QUOTED TEXT
=-=-=-=-=
In short it is the device that you are running that determines the output of the solar panel and why one is meant to determine this before building a panel.

In order to experiment with output variables  I have chosen a number of devices that can be solar charged with a small panel like this.

Solar Options for Portable Devices

Solar Options for Portable Devices

This useful device, a multiple, portable solar charger is available commercially in the form of a ‘Freeloader’. It has multiple lead attachments for many rechargeable devices. The solar panels are detachable so that you can carry around a spare charge for your phone, mp3 player or camera. The charger also plug into USB’s and charges itself when the host machine is on.

The great thing about a portable solar charger is that allows you to ‘graze’ on sunlight for free energy. Here’s a picture of my Freeloader operating in Cuba !

My Freeloader in Cuba

My Freeloader in Cuba

The New Feed In Energy Tariffs

On 1st February 2010 The Government confirmed the new feed-in tariffs coming into being on 1st April 2010.
=-=-=-=-=
PROVIDED MATERIAL
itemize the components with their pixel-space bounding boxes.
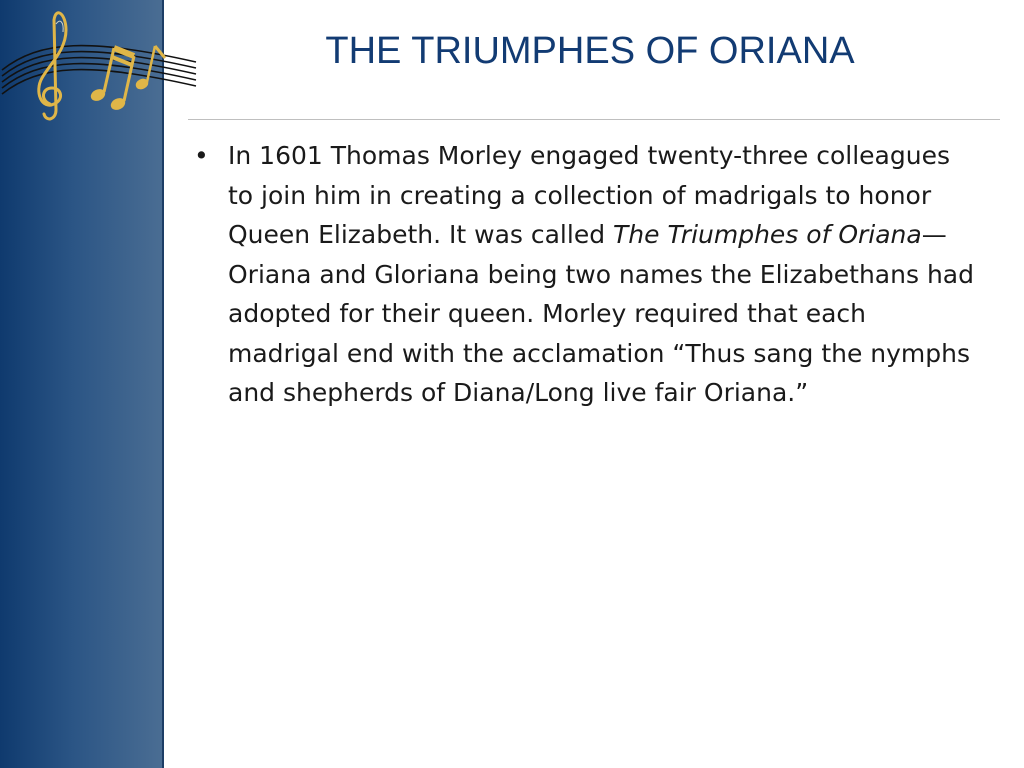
=-=-=-=-=
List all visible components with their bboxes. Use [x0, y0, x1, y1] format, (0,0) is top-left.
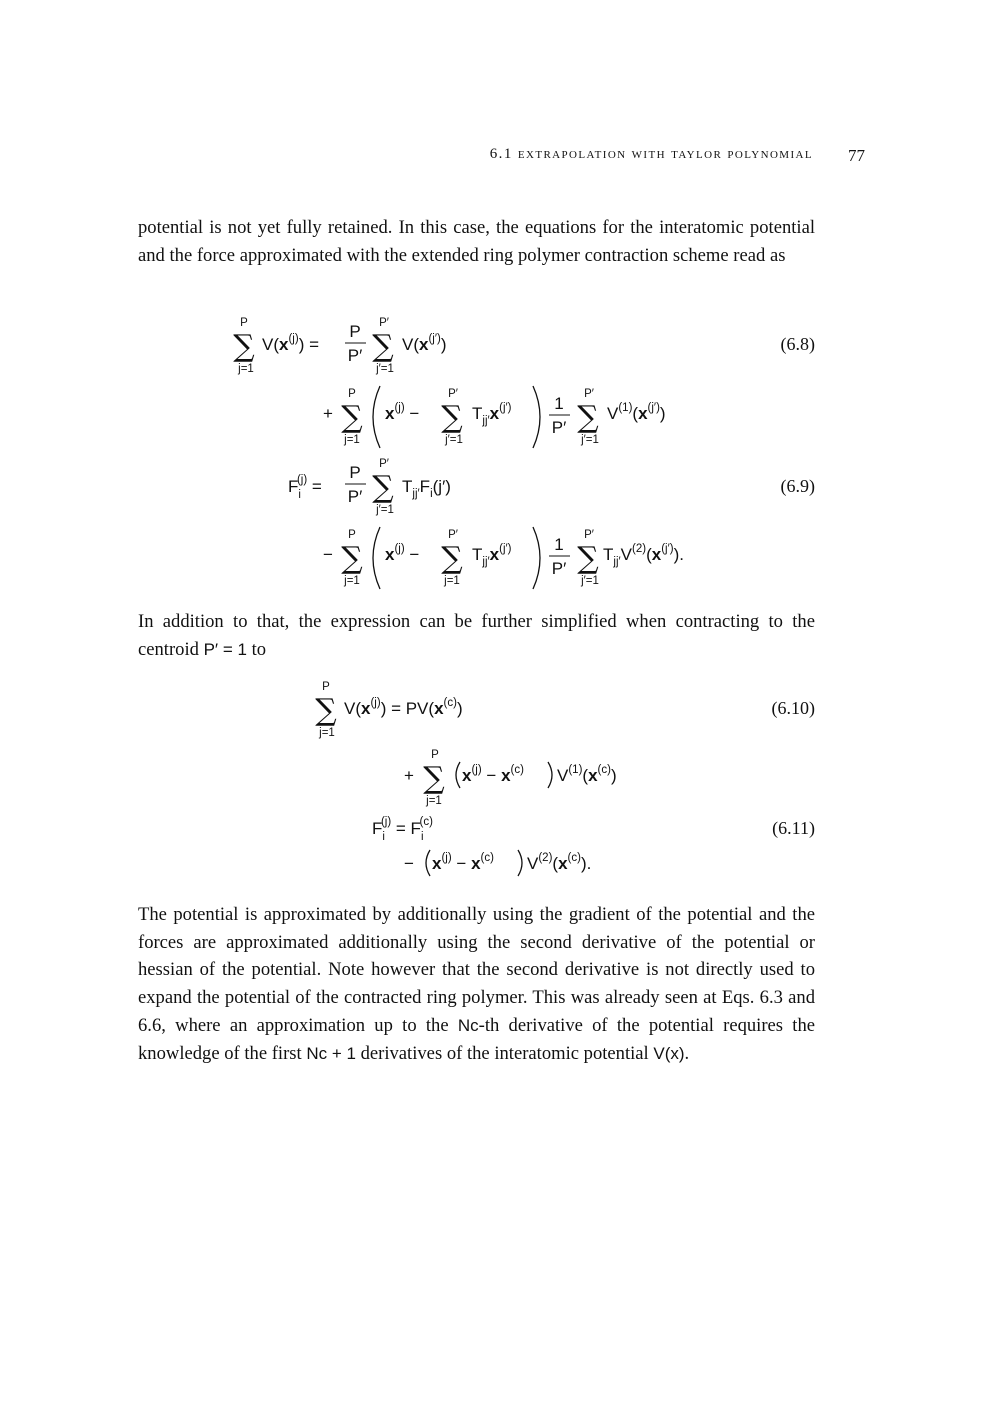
=-=-=-=-=
GOALS
A. Transcribe the section of the solar charging text above that begins with the words containing "This useful device, a" and ends with "operating in Cuba !".
B. Pick up the solar charging text above after its last sentence and keep it going.

FINAL RESULTS
A.
This useful device, a multiple, portable solar charger is available commercially in the form of a ‘Freeloader’. It has multiple lead attachments for many rechargeable devices. The solar panels are detachable so that you can carry around a spare charge for your phone, mp3 player or camera. The charger also plug into USB’s and charges itself when the host machine is on.

The great thing about a portable solar charger is that allows you to ‘graze’ on sunlight for free energy. Here’s a picture of my Freeloader operating in Cuba !

B.
A typical 2.5kW photovoltaic solar system, such as the one we are looking at, will harvest a payment of 41.3p per KWh, paid whether the electricity it generates is used by the homeowner or exported to the grid. An additional 3p per kWh is made for each unit exported to the grid in retro-fitted properties. New-build properties get a lower tariff of 36.1p per kWh.

It is not quite clear how the payments are made yet but the gossip is that it will be paid quarterly by the electricity company. Imagine that – getting a cheque instead of an energy bill ! Energy used at home while the panels are generating reduce the size of your energy bill by a half or two-thirds.

These tariff payments are index-linked and guaranteed for 25 years. This is extremely attractive because it creates a 25 year insurance against energy price rises which average out at 8% a year based on the last 10 years. Projections show that from 2015 onwards that the country will not have enough energy to meet demands which may result in 1970’s style power cuts. With the installation of a ‘back-up’ system of some kind it should be possible for a microgenerator to avoid these altogether.

A 2.5kW system should generate payments of more than £1000 per year, tax-free. The payback on the investment will be around 11 years. This gives an overall return (in theory) on the investment of 8% - better than most bank accounts and building societies – even ISAs.

Buying PV Solar panels 3

For the third estimate, two gentlemen arrived from Penzance and measured the roof for the solar array.

Ethically I much preferred this company and really valued where they were coming from. Members of the Renewable Energy Assurance Scheme, they are a ‘not for profit’ company with values that allow them to return money the company makes to ‘the community’. They have done about 20 solar installations, some quite large and some ‘quirky’. I always love quirky.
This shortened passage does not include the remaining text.